— start Records supplied —
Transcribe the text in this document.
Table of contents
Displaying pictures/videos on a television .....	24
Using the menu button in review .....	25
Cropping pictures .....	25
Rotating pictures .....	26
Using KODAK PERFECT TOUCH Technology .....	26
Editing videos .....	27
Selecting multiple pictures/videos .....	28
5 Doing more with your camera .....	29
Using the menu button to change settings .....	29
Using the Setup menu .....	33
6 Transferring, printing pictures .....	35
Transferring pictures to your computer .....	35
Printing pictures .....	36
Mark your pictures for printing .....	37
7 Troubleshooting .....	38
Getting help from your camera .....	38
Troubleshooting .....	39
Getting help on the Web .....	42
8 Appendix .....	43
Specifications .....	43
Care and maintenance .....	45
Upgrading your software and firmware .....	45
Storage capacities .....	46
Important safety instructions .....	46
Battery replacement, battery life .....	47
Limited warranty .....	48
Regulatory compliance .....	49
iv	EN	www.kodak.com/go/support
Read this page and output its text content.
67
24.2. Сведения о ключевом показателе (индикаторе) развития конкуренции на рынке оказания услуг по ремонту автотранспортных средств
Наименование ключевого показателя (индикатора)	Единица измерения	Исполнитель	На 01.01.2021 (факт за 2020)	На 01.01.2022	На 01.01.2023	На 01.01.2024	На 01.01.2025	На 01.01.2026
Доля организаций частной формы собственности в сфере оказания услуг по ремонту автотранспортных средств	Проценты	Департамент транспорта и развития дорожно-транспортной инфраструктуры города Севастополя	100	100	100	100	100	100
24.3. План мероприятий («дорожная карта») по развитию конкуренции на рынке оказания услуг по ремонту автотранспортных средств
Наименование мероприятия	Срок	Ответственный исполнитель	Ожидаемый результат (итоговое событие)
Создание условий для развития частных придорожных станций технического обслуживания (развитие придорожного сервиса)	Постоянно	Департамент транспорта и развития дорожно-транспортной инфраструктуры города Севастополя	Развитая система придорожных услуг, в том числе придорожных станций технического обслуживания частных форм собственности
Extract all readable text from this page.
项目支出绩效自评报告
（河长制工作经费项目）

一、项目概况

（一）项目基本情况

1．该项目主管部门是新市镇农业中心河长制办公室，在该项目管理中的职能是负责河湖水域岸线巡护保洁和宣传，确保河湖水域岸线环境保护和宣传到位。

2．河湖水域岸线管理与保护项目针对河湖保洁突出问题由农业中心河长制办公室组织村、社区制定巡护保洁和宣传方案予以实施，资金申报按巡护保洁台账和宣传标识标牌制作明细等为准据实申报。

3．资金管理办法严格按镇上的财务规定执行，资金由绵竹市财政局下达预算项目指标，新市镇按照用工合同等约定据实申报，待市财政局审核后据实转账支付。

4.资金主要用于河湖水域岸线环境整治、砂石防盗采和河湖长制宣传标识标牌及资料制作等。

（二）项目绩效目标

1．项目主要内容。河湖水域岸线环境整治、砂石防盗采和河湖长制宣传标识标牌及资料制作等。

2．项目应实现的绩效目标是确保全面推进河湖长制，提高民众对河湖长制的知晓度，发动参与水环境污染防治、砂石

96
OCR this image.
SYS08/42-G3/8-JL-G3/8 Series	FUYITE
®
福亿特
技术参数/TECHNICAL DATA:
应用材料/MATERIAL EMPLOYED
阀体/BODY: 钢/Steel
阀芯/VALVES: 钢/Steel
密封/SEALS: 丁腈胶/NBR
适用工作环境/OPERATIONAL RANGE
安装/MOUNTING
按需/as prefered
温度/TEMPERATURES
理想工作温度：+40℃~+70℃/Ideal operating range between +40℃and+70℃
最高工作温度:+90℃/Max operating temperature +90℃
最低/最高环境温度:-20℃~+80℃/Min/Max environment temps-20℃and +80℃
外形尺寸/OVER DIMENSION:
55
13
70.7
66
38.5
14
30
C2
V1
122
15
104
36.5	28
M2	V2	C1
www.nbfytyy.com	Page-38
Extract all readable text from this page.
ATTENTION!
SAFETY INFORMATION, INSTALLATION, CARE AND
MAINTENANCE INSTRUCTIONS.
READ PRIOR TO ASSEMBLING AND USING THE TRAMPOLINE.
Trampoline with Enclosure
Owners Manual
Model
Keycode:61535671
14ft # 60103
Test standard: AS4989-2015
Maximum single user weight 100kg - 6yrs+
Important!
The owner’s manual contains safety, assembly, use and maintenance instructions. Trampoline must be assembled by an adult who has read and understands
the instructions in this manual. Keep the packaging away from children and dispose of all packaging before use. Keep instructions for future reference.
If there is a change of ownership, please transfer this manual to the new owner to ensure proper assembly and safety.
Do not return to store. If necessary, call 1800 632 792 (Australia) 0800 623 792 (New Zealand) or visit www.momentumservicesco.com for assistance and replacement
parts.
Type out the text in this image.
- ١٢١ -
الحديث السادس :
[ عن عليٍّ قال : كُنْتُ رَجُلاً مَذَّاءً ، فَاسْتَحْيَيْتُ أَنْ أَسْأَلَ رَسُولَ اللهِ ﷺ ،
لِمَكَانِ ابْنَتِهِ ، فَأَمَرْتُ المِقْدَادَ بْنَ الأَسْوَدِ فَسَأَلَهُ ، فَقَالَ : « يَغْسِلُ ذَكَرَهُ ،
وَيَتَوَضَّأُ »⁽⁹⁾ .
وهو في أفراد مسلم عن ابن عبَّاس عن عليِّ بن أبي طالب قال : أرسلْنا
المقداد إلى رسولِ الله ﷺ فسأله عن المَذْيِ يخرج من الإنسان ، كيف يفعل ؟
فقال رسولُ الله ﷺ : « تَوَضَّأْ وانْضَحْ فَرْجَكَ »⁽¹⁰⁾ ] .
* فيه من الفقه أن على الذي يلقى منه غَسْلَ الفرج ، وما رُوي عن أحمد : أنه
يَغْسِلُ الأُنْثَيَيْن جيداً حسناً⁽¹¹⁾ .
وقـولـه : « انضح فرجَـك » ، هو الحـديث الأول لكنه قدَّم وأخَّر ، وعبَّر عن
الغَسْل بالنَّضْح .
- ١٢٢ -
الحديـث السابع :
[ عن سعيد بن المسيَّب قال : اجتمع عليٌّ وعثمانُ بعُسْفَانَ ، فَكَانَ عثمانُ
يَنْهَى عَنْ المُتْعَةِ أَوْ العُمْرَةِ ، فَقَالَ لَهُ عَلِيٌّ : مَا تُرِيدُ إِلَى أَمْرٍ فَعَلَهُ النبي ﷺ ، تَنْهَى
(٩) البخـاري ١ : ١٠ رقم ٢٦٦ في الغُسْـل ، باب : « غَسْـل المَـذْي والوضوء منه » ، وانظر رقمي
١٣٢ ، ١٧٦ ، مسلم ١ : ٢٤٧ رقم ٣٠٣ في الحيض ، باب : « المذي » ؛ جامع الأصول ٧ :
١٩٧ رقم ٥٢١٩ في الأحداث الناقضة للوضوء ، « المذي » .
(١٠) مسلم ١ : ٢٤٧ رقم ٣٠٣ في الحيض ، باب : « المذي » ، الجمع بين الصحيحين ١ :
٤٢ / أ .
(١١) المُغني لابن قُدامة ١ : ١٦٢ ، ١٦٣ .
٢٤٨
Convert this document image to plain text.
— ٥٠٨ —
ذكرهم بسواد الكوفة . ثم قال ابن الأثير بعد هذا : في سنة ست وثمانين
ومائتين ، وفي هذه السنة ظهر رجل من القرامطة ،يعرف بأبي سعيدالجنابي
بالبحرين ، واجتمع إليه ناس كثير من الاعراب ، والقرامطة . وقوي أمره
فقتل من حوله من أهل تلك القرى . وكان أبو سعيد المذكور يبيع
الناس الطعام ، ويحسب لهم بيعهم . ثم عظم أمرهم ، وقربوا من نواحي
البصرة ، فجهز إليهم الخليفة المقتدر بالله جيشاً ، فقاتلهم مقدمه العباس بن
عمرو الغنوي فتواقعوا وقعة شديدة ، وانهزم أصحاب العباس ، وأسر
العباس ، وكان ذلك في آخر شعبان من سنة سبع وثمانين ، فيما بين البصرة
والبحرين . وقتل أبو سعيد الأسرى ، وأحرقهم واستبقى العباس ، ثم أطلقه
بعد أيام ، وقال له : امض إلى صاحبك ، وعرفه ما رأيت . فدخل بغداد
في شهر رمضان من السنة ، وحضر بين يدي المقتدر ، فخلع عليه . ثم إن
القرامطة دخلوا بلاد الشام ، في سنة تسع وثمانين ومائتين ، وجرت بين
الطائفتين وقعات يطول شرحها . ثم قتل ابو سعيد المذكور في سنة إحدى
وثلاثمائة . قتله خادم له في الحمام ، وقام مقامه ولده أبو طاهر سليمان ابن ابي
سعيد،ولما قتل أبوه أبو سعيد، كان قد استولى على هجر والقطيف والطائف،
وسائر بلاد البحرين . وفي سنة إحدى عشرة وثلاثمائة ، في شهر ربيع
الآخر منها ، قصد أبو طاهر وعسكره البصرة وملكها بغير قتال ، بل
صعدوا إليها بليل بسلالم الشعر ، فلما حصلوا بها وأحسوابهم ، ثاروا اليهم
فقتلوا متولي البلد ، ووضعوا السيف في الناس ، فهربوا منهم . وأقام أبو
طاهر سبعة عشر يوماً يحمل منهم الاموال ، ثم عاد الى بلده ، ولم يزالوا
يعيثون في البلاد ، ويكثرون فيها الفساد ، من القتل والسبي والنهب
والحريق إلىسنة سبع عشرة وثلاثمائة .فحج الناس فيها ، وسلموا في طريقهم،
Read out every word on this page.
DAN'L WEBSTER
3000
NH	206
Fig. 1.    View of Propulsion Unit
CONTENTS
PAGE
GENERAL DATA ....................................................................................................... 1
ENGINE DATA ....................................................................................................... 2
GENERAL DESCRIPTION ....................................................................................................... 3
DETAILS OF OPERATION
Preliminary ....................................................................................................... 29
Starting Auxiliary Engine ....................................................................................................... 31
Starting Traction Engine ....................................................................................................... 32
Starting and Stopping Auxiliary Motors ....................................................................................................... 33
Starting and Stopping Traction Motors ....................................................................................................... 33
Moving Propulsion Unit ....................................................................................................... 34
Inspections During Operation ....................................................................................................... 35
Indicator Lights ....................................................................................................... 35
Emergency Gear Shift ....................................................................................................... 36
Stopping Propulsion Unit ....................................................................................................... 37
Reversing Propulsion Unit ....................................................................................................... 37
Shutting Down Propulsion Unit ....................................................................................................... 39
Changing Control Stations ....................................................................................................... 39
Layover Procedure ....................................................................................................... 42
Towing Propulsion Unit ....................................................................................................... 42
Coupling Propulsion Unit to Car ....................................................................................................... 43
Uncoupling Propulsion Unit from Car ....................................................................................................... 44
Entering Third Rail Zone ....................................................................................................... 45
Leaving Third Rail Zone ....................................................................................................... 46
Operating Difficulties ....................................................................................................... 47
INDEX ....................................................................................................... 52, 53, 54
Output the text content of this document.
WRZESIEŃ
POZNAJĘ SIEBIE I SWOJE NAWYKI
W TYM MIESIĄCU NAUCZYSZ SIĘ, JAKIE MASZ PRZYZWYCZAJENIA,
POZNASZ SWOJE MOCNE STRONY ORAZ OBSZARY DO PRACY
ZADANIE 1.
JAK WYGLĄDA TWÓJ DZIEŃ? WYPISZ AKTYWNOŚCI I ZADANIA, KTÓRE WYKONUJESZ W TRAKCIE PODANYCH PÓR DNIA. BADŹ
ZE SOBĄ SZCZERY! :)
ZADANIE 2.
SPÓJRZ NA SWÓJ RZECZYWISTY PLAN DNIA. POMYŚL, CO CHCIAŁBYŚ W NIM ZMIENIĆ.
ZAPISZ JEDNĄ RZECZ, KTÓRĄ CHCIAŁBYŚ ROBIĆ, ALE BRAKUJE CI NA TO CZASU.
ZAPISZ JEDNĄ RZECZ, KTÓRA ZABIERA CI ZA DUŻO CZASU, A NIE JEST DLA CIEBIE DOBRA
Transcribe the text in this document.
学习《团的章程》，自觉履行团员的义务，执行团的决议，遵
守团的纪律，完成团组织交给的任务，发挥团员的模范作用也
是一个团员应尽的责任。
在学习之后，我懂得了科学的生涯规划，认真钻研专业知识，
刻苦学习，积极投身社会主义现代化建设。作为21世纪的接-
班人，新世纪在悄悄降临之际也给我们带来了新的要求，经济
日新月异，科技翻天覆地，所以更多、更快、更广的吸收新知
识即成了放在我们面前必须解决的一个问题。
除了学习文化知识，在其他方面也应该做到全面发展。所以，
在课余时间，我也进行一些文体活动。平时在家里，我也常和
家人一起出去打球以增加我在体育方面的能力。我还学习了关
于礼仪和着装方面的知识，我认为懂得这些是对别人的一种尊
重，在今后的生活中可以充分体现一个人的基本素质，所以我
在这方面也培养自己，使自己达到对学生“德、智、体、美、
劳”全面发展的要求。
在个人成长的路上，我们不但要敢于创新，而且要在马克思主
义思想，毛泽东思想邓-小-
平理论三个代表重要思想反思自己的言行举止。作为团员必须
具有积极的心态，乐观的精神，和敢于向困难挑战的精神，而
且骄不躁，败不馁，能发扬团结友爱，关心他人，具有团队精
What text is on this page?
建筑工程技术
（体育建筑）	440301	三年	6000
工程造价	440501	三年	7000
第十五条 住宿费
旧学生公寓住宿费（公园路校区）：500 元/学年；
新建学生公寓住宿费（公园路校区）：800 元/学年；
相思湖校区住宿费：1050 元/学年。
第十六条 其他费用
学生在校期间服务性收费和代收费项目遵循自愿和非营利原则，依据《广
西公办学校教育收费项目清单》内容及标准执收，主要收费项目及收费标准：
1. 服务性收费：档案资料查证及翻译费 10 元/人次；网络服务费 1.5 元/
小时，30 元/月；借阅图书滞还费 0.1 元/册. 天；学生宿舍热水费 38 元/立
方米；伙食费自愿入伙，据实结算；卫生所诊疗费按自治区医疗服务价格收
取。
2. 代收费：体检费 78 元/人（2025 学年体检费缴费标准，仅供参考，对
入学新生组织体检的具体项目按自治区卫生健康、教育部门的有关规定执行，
— end Records supplied —
• [Your goal]
Go through the material line by line. Show each line that contains the string "camera".

• [Result of the exercise]
5 Doing more with your camera .....	29
Getting help from your camera .....	38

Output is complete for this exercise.